**EXERCISE DESCRIPTION:** Write the count of lines that contain the word "somites" and nothing else.

════════

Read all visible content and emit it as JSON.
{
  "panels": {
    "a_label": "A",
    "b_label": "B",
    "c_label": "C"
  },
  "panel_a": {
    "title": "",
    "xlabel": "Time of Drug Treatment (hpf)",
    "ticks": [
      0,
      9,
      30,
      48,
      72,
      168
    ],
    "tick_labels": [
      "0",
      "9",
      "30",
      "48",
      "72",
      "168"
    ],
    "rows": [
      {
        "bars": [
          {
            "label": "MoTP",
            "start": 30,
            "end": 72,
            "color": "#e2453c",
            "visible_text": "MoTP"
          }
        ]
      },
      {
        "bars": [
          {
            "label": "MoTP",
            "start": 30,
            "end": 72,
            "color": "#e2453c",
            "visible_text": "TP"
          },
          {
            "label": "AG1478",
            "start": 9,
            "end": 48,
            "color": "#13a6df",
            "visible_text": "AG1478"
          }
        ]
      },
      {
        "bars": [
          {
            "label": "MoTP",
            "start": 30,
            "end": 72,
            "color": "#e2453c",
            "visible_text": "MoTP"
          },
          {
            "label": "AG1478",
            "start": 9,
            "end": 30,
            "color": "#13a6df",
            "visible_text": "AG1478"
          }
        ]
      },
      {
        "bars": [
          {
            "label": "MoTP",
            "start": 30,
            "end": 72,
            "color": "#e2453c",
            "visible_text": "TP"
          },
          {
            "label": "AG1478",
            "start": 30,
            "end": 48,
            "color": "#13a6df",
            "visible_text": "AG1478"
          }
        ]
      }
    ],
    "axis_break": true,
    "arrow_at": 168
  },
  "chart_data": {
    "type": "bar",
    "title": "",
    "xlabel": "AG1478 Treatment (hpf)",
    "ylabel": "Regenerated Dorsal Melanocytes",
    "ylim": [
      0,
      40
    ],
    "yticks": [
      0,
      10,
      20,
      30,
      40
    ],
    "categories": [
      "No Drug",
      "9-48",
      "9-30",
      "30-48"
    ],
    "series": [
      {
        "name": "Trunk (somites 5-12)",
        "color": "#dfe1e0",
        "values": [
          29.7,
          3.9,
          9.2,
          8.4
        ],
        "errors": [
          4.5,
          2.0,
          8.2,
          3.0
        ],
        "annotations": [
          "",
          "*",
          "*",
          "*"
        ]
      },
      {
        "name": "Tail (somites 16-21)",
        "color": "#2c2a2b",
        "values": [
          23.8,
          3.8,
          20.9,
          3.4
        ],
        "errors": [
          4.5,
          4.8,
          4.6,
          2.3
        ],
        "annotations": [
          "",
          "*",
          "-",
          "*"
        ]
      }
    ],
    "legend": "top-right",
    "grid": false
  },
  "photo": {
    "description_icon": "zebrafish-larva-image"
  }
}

════════

**EXPECTED ANSWER:** 2